Go through the material below and copy each line where the word "chevron" appears.

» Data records
::::::::

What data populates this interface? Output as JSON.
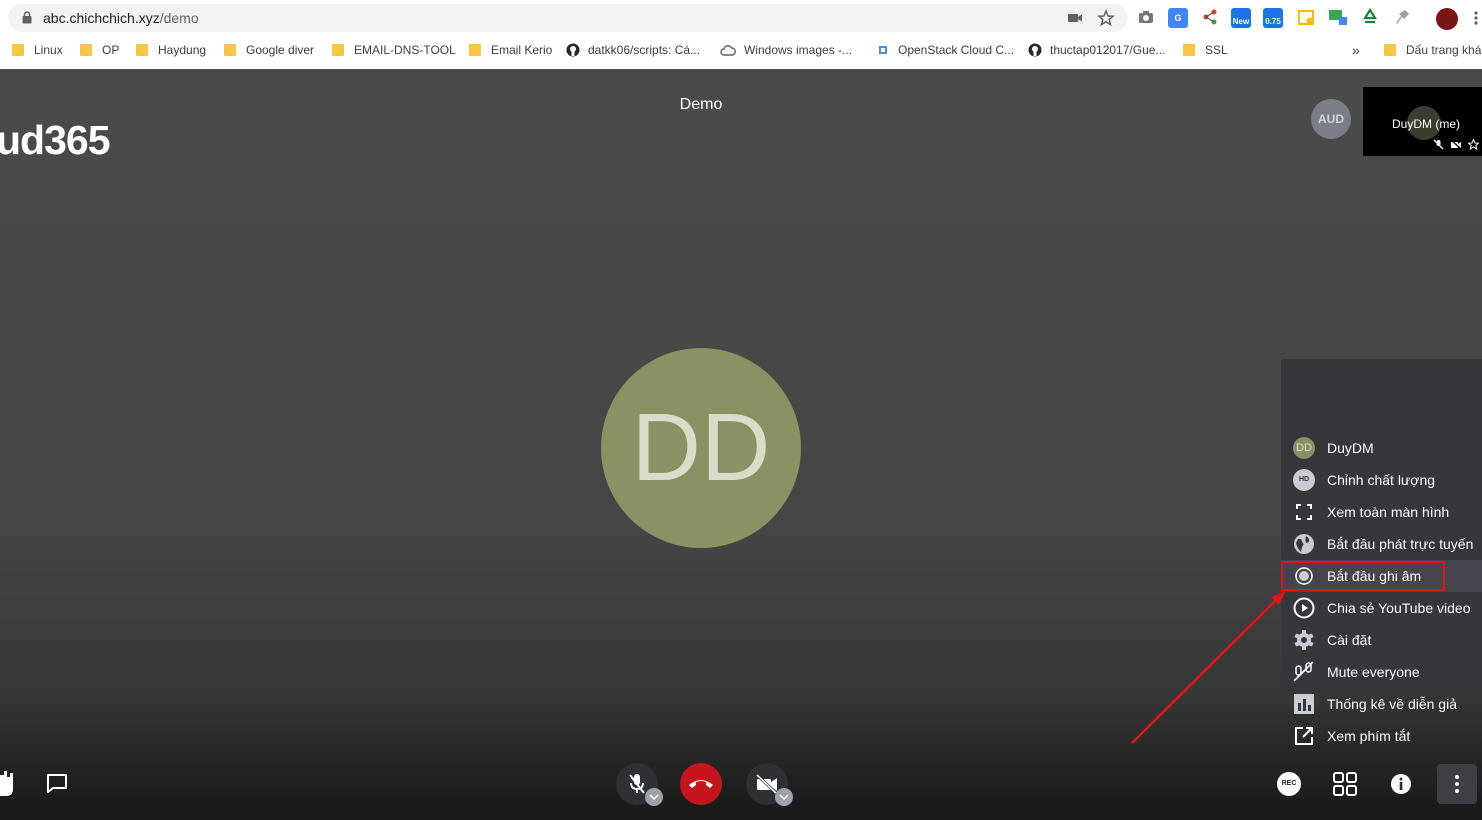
{
  "browser": {
    "url_host": "abc.chichchich.xyz",
    "url_path": "/demo",
    "extension_badges": {
      "new": "New",
      "speed": "0.75"
    },
    "bookmarks": [
      {
        "label": "Linux",
        "icon": "folder-icon"
      },
      {
        "label": "OP",
        "icon": "folder-icon"
      },
      {
        "label": "Haydung",
        "icon": "folder-icon"
      },
      {
        "label": "Google diver",
        "icon": "folder-icon"
      },
      {
        "label": "EMAIL-DNS-TOOL",
        "icon": "folder-icon"
      },
      {
        "label": "Email Kerio",
        "icon": "folder-icon"
      },
      {
        "label": "datkk06/scripts: Cá...",
        "icon": "github-icon"
      },
      {
        "label": "Windows images -...",
        "icon": "cloud-icon"
      },
      {
        "label": "OpenStack Cloud C...",
        "icon": "openstack-icon"
      },
      {
        "label": "thuctap012017/Gue...",
        "icon": "github-icon"
      },
      {
        "label": "SSL",
        "icon": "folder-icon"
      },
      {
        "label": "Dấu trang khá",
        "icon": "folder-icon"
      }
    ],
    "overflow_label": "»"
  },
  "meeting": {
    "title": "Demo",
    "logo_text": "ud365",
    "main_avatar_initials": "DD",
    "remote_avatar_initials": "AUD",
    "self_tile_name": "DuyDM (me)"
  },
  "menu": {
    "avatar_initials": "DD",
    "hd_badge": "HD",
    "items": [
      {
        "label": "DuyDM",
        "icon": "avatar-icon"
      },
      {
        "label": "Chỉnh chất lượng",
        "icon": "hd-icon"
      },
      {
        "label": "Xem toàn màn hình",
        "icon": "fullscreen-icon"
      },
      {
        "label": "Bắt đầu phát trực tuyến",
        "icon": "globe-icon"
      },
      {
        "label": "Bắt đầu ghi âm",
        "icon": "record-icon"
      },
      {
        "label": "Chia sẻ YouTube video",
        "icon": "play-icon"
      },
      {
        "label": "Cài đặt",
        "icon": "gear-icon"
      },
      {
        "label": "Mute everyone",
        "icon": "mute-all-icon"
      },
      {
        "label": "Thống kê về diễn giả",
        "icon": "stats-icon"
      },
      {
        "label": "Xem phím tắt",
        "icon": "external-link-icon"
      }
    ],
    "highlighted_index": 4
  },
  "toolbar": {
    "rec_label": "REC",
    "hangup_color": "#c4161c",
    "accent_red": "#e0161b"
  }
}
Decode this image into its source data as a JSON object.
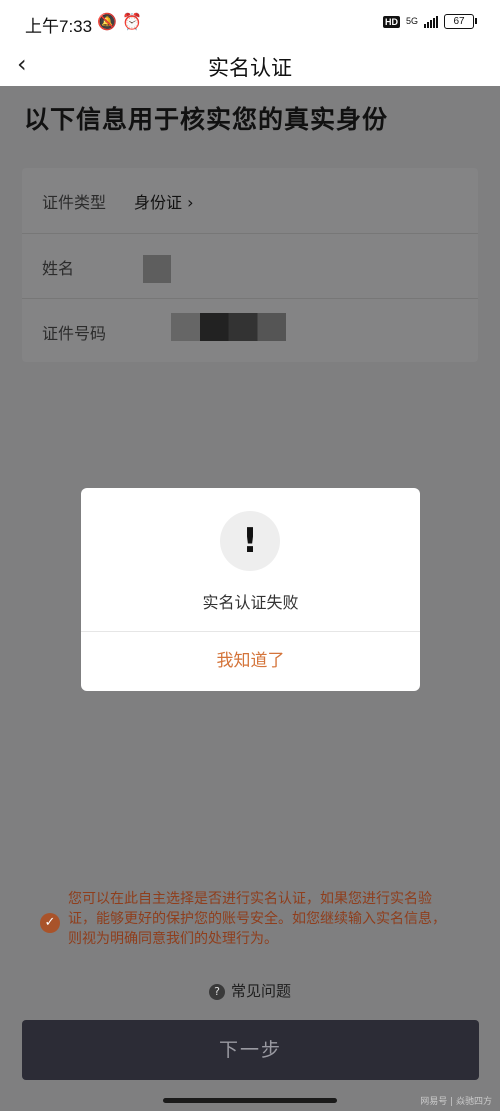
{
  "status": {
    "time": "上午7:33",
    "battery": "67",
    "network": "5G",
    "hd": "HD"
  },
  "nav": {
    "title": "实名认证"
  },
  "heading": "以下信息用于核实您的真实身份",
  "form": {
    "rows": [
      {
        "label": "证件类型",
        "value": "身份证"
      },
      {
        "label": "姓名"
      },
      {
        "label": "证件号码"
      }
    ]
  },
  "dialog": {
    "icon_glyph": "!",
    "message": "实名认证失败",
    "button": "我知道了"
  },
  "consent": {
    "text": "您可以在此自主选择是否进行实名认证，如果您进行实名验证，能够更好的保护您的账号安全。如您继续输入实名信息，则视为明确同意我们的处理行为。"
  },
  "faq": {
    "label": "常见问题",
    "icon_glyph": "?"
  },
  "next_button": "下一步",
  "watermark": "网易号 | 焱驰四方",
  "colors": {
    "accent": "#d4743a",
    "dark_button": "#2c2c36"
  },
  "icons": [
    "chevron-left-icon",
    "alert-icon",
    "check-circle-icon",
    "help-circle-icon"
  ]
}
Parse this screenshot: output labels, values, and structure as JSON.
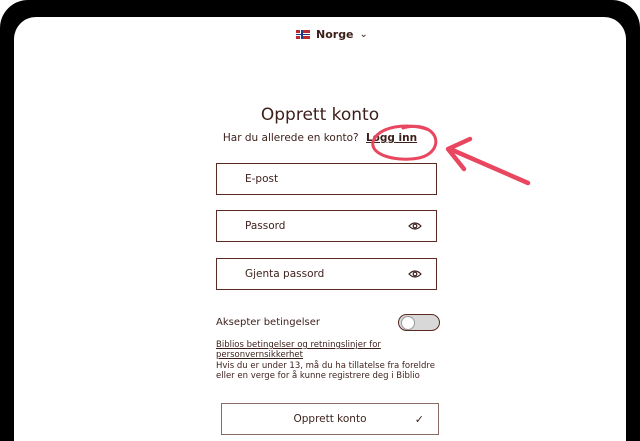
{
  "region": {
    "flag_icon": "norway-flag-icon",
    "label": "Norge",
    "chevron_icon": "chevron-down-icon"
  },
  "form": {
    "title": "Opprett konto",
    "have_account": "Har du allerede en konto?",
    "login_link": "Logg inn",
    "email_placeholder": "E-post",
    "password_placeholder": "Passord",
    "repeat_password_placeholder": "Gjenta passord",
    "eye_icon": "eye-icon",
    "accept_terms_label": "Aksepter betingelser",
    "accept_terms_on": false,
    "terms_link": "Biblios betingelser og retningslinjer for personvernsikkerhet",
    "terms_note": "Hvis du er under 13, må du ha tillatelse fra foreldre eller en verge for å kunne registrere deg i Biblio",
    "submit_label": "Opprett konto",
    "submit_check_icon": "check-icon"
  },
  "annotation": {
    "color": "#e8475f"
  },
  "colors": {
    "text": "#3b1f1a",
    "border": "#5a2a22",
    "frame": "#000000"
  }
}
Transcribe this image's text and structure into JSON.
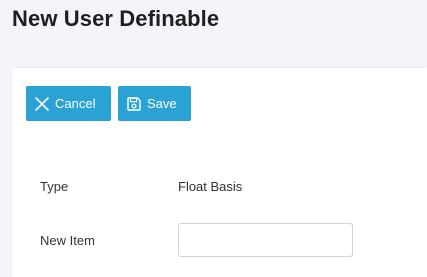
{
  "page": {
    "title": "New User Definable"
  },
  "toolbar": {
    "cancel_label": "Cancel",
    "cancel_icon": "close-icon",
    "save_label": "Save",
    "save_icon": "floppy-disk-icon",
    "button_color": "#2aa3d4"
  },
  "form": {
    "type_label": "Type",
    "type_value": "Float Basis",
    "new_item_label": "New Item",
    "new_item_value": "",
    "new_item_placeholder": ""
  }
}
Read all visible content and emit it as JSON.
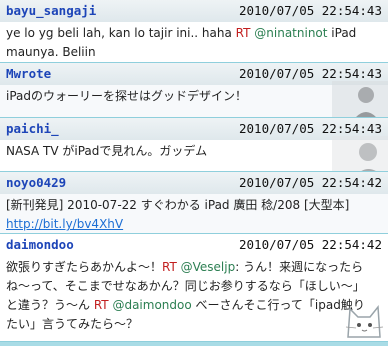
{
  "tweets": [
    {
      "user": "bayu_sangaji",
      "time": "2010/07/05 22:54:43",
      "line1_pre": "ye lo yg beli lah, kan lo tajir ini.. haha ",
      "line1_rt": "RT",
      "line1_mention": "@ninatninot",
      "line1_post": " iPad",
      "line2": "maunya. Beliin"
    },
    {
      "user": "Mwrote",
      "time": "2010/07/05 22:54:43",
      "line1": "iPadのウォーリーを探せはグッドデザイン！"
    },
    {
      "user": "paichi_",
      "time": "2010/07/05 22:54:43",
      "line1": "NASA TV がiPadで見れん。ガッデム"
    },
    {
      "user": "noyo0429",
      "time": "2010/07/05 22:54:42",
      "line1": "[新刊発見] 2010-07-22 すぐわかる iPad 廣田 稔/208 [大型本]",
      "link": "http://bit.ly/bv4XhV"
    },
    {
      "user": "daimondoo",
      "time": "2010/07/05 22:54:42",
      "line1_pre": "欲張りすぎたらあかんよ〜！",
      "line1_rt": "RT",
      "line1_mention": "@Veseljp",
      "line1_post": ": うん！来週になったら",
      "line2": "ね〜って、そこまでせなあかん？同じお参りするなら「ほしい〜」",
      "line3_pre": "と違う？う〜ん ",
      "line3_rt": "RT",
      "line3_mention": "@daimondoo",
      "line3_post": " べーさんそこ行って「ipad触り",
      "line4": "たい」言うてみたら〜？"
    }
  ]
}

::::::::

» TASK ANSWER
    "chevron-left-icon",
    "chevron_icon": "chevron-down-icon"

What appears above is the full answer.